Ce vendredi 6 septembre s’est clôturée la 82e édition du Festival international du film de Venise, rendez-vous incontournable du cinéma international. Des films audacieux aux prises de parole engagées en passant par des découvertes surprenantes, retour sur le palmarès de cette édition 2025.
La Mostra s’est ouverte le 27 août avec, pour président du jury, le réalisateur et scénariste américain Alexander Payne. Le festival mettait à l’honneur, cette année, l’actrice américaine Kim Novak (Sueurs froides d’Hitchcock), récompensée d’un Lion d’or pour l’ensemble de sa carrière, ainsi que le cinéaste allemand Werner Herzog, également distingué par un Lion d’or d’honneur.
Après La Chambre d’à côté de Pedro Almodóvar l’an dernier, c’est Jim Jarmusch qui décroche le Lion d’or avec Father Mother Sister Brother. Le réalisateur vampirique de Only Lovers Left Alive, livre cette fois un triptyque d’histoires distinctes, toutes reliées par un même fil rouge : la confrontation des enfants devenus adultes à leurs parents. Des États-Unis à Dublin, en passant par Paris ; trois lieux pour trois récits autonomes de relations plus ou moins distantes. Un film minimaliste, mais plein de charme et de poésie, porté par Adam Driver, Cate Blanchett, Vicky Krieps ou encore Mayim Bialik.

▶ _Tâche demandée_: Recopiez le passage du texte sur la Mostra de Venise en commençant par « Ce vendredi 6 » et en allant jusqu'à « cette édition 2025. ».

▶ _Entrées fournies_:

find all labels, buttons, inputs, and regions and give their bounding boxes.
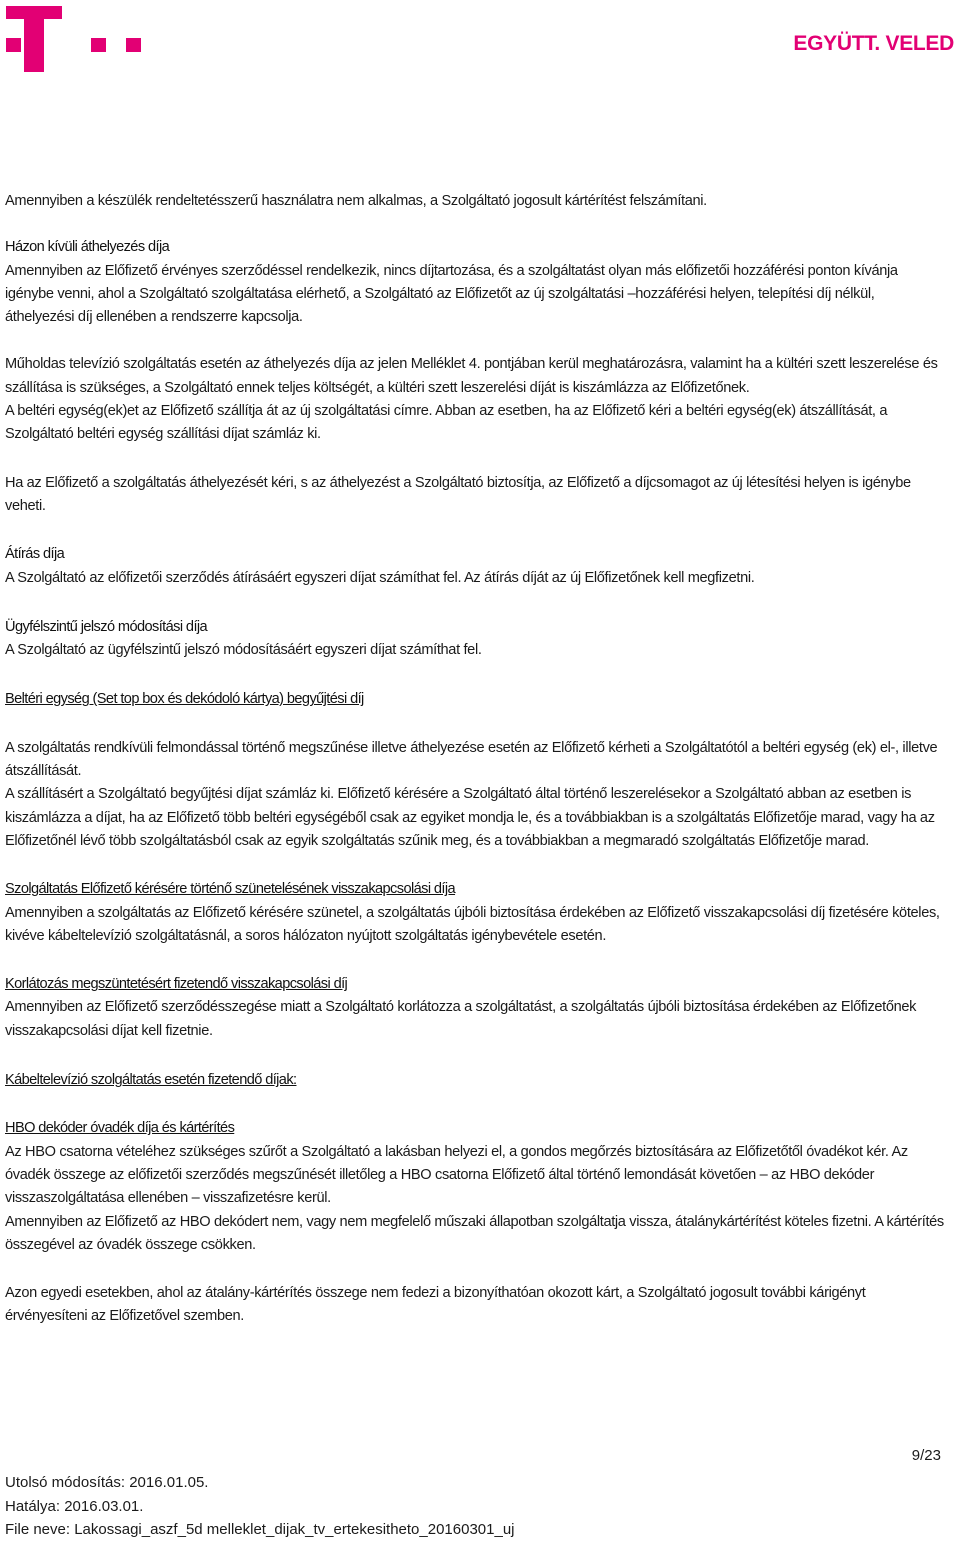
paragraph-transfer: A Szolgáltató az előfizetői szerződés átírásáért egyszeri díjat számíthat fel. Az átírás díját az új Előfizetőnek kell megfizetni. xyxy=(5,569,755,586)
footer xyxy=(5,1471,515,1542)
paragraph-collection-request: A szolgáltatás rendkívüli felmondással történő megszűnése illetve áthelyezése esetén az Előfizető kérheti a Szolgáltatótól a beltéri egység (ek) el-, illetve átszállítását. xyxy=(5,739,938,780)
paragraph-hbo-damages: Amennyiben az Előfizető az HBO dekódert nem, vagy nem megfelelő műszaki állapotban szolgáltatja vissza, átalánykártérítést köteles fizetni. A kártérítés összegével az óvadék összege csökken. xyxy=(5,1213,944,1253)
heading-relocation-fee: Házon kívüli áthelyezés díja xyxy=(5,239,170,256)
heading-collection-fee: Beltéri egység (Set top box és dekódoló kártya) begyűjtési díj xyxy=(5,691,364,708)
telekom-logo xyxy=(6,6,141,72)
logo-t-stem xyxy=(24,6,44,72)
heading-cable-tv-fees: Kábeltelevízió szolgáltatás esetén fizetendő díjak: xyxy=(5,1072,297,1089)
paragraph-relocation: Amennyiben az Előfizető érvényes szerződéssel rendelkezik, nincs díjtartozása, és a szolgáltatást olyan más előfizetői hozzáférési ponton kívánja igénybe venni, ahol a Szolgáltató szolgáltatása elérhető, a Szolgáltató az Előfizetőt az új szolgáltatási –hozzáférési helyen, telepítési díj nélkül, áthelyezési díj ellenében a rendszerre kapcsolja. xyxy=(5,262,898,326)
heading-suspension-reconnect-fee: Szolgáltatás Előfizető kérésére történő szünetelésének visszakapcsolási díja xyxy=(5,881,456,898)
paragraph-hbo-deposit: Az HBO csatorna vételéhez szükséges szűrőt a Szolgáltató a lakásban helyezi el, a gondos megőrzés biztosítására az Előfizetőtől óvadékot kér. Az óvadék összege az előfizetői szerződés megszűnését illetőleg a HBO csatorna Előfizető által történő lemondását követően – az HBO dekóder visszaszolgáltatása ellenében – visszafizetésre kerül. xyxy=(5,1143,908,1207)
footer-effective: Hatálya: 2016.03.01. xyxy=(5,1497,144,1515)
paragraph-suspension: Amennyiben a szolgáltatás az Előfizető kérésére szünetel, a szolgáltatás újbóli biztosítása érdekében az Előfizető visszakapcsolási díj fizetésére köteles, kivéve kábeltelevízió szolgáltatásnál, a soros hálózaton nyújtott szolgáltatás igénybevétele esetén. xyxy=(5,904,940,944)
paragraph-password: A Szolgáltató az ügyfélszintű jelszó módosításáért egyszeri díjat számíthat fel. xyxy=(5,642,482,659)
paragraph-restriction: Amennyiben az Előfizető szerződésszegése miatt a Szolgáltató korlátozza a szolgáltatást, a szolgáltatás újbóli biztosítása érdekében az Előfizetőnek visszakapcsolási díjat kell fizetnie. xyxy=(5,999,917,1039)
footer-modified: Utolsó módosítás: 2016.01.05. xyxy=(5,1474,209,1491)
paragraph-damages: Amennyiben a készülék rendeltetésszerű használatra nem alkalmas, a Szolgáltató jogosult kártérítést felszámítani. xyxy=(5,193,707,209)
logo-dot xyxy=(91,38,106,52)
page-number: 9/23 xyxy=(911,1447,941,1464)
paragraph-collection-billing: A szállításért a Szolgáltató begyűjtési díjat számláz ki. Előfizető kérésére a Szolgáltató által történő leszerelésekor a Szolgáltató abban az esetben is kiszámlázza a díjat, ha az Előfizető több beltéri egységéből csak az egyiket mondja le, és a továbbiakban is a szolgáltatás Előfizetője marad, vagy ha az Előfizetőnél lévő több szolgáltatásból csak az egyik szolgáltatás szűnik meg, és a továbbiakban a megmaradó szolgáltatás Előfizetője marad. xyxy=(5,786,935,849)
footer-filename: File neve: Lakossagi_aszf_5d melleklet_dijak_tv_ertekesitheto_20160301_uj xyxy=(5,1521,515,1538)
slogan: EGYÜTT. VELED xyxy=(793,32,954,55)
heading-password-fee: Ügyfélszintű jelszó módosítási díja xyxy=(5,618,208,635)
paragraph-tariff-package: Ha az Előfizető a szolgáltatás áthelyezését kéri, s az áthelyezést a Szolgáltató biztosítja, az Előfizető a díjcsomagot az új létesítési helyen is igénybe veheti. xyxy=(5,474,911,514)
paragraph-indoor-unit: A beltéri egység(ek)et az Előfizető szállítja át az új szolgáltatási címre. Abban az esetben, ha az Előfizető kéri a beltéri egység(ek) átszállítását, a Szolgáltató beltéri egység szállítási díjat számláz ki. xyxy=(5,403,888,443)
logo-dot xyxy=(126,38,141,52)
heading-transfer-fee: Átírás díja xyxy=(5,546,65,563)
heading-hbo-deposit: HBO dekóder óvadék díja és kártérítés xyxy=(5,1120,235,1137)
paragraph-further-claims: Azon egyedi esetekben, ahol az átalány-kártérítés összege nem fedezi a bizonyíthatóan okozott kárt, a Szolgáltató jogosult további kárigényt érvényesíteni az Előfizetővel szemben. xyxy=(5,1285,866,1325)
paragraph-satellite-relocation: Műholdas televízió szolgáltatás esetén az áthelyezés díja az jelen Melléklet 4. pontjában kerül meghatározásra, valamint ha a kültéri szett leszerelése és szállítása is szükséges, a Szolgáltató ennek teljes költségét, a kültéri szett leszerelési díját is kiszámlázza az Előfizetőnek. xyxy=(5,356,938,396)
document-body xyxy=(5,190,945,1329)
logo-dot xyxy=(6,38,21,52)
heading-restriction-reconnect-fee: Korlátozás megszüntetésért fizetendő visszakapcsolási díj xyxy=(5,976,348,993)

▶ _Réponse correcte_:
Ce vendredi 6 septembre s’est clôturée la 82e édition du Festival international du film de Venise, rendez-vous incontournable du cinéma international. Des films audacieux aux prises de parole engagées en passant par des découvertes surprenantes, retour sur le palmarès de cette édition 2025.